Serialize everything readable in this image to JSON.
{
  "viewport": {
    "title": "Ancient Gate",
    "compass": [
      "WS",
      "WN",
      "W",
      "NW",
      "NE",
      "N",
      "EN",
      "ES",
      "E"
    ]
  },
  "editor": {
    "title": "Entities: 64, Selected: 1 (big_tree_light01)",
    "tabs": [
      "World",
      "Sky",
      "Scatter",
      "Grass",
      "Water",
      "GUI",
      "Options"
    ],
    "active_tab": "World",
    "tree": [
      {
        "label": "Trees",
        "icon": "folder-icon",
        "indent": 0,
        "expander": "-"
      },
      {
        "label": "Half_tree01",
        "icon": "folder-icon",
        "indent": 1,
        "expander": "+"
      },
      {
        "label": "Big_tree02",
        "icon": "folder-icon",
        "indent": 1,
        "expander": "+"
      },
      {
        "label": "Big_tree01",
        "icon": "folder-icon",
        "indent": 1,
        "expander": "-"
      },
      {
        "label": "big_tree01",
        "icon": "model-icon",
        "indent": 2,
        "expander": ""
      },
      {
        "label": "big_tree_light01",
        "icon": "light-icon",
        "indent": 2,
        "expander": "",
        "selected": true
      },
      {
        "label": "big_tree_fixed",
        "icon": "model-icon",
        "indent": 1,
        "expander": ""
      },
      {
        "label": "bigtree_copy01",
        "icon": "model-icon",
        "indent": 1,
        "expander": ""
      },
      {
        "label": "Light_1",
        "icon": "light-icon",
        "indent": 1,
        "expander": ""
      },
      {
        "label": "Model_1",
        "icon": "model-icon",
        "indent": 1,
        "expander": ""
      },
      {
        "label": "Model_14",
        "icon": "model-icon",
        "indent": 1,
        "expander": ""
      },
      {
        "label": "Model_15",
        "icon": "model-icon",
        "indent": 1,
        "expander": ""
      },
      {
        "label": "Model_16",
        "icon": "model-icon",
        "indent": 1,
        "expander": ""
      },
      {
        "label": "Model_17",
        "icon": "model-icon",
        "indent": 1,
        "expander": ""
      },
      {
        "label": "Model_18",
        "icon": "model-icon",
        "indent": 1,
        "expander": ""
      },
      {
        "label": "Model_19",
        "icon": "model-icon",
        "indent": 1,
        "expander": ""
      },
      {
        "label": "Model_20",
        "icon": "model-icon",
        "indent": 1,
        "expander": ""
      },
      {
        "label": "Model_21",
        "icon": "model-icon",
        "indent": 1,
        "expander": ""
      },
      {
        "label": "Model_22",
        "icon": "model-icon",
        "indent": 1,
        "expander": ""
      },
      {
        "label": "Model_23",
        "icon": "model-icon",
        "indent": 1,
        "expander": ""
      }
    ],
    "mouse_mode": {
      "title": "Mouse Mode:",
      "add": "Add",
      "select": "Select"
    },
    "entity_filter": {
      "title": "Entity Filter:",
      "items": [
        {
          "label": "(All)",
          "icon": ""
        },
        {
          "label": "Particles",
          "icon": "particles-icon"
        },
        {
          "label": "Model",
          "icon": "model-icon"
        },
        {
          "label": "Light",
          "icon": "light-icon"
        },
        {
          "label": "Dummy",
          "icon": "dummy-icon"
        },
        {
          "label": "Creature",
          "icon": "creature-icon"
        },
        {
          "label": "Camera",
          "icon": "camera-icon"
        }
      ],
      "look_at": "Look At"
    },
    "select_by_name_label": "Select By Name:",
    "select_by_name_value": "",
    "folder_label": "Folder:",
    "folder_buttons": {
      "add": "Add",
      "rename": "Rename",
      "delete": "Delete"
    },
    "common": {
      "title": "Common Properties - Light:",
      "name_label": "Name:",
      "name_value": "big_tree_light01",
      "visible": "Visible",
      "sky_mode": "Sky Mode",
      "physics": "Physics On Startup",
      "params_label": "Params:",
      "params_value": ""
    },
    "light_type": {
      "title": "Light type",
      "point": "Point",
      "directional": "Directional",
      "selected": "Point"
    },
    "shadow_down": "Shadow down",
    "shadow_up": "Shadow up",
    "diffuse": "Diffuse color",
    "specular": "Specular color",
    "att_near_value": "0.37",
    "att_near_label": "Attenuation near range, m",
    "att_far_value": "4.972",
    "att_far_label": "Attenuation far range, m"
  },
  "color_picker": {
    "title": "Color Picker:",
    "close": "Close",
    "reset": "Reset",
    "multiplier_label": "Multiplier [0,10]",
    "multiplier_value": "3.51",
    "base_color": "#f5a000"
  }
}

···

### YOUR TASK:
Set all of the records down again, exactly as they stand.

### EXERCISE OUTPUT:
Serialize everything readable in this image to JSON.
{
  "viewport": {
    "title": "Ancient Gate",
    "compass": [
      "WS",
      "WN",
      "W",
      "NW",
      "NE",
      "N",
      "EN",
      "ES",
      "E"
    ]
  },
  "editor": {
    "title": "Entities: 64, Selected: 1 (big_tree_light01)",
    "tabs": [
      "World",
      "Sky",
      "Scatter",
      "Grass",
      "Water",
      "GUI",
      "Options"
    ],
    "active_tab": "World",
    "tree": [
      {
        "label": "Trees",
        "icon": "folder-icon",
        "indent": 0,
        "expander": "-"
      },
      {
        "label": "Half_tree01",
        "icon": "folder-icon",
        "indent": 1,
        "expander": "+"
      },
      {
        "label": "Big_tree02",
        "icon": "folder-icon",
        "indent": 1,
        "expander": "+"
      },
      {
        "label": "Big_tree01",
        "icon": "folder-icon",
        "indent": 1,
        "expander": "-"
      },
      {
        "label": "big_tree01",
        "icon": "model-icon",
        "indent": 2,
        "expander": ""
      },
      {
        "label": "big_tree_light01",
        "icon": "light-icon",
        "indent": 2,
        "expander": "",
        "selected": true
      },
      {
        "label": "big_tree_fixed",
        "icon": "model-icon",
        "indent": 1,
        "expander": ""
      },
      {
        "label": "bigtree_copy01",
        "icon": "model-icon",
        "indent": 1,
        "expander": ""
      },
      {
        "label": "Light_1",
        "icon": "light-icon",
        "indent": 1,
        "expander": ""
      },
      {
        "label": "Model_1",
        "icon": "model-icon",
        "indent": 1,
        "expander": ""
      },
      {
        "label": "Model_14",
        "icon": "model-icon",
        "indent": 1,
        "expander": ""
      },
      {
        "label": "Model_15",
        "icon": "model-icon",
        "indent": 1,
        "expander": ""
      },
      {
        "label": "Model_16",
        "icon": "model-icon",
        "indent": 1,
        "expander": ""
      },
      {
        "label": "Model_17",
        "icon": "model-icon",
        "indent": 1,
        "expander": ""
      },
      {
        "label": "Model_18",
        "icon": "model-icon",
        "indent": 1,
        "expander": ""
      },
      {
        "label": "Model_19",
        "icon": "model-icon",
        "indent": 1,
        "expander": ""
      },
      {
        "label": "Model_20",
        "icon": "model-icon",
        "indent": 1,
        "expander": ""
      },
      {
        "label": "Model_21",
        "icon": "model-icon",
        "indent": 1,
        "expander": ""
      },
      {
        "label": "Model_22",
        "icon": "model-icon",
        "indent": 1,
        "expander": ""
      },
      {
        "label": "Model_23",
        "icon": "model-icon",
        "indent": 1,
        "expander": ""
      }
    ],
    "mouse_mode": {
      "title": "Mouse Mode:",
      "add": "Add",
      "select": "Select"
    },
    "entity_filter": {
      "title": "Entity Filter:",
      "items": [
        {
          "label": "(All)",
          "icon": ""
        },
        {
          "label": "Particles",
          "icon": "particles-icon"
        },
        {
          "label": "Model",
          "icon": "model-icon"
        },
        {
          "label": "Light",
          "icon": "light-icon"
        },
        {
          "label": "Dummy",
          "icon": "dummy-icon"
        },
        {
          "label": "Creature",
          "icon": "creature-icon"
        },
        {
          "label": "Camera",
          "icon": "camera-icon"
        }
      ],
      "look_at": "Look At"
    },
    "select_by_name_label": "Select By Name:",
    "select_by_name_value": "",
    "folder_label": "Folder:",
    "folder_buttons": {
      "add": "Add",
      "rename": "Rename",
      "delete": "Delete"
    },
    "common": {
      "title": "Common Properties - Light:",
      "name_label": "Name:",
      "name_value": "big_tree_light01",
      "visible": "Visible",
      "sky_mode": "Sky Mode",
      "physics": "Physics On Startup",
      "params_label": "Params:",
      "params_value": ""
    },
    "light_type": {
      "title": "Light type",
      "point": "Point",
      "directional": "Directional",
      "selected": "Point"
    },
    "shadow_down": "Shadow down",
    "shadow_up": "Shadow up",
    "diffuse": "Diffuse color",
    "specular": "Specular color",
    "att_near_value": "0.37",
    "att_near_label": "Attenuation near range, m",
    "att_far_value": "4.972",
    "att_far_label": "Attenuation far range, m"
  },
  "color_picker": {
    "title": "Color Picker:",
    "close": "Close",
    "reset": "Reset",
    "multiplier_label": "Multiplier [0,10]",
    "multiplier_value": "3.51",
    "base_color": "#f5a000"
  }
}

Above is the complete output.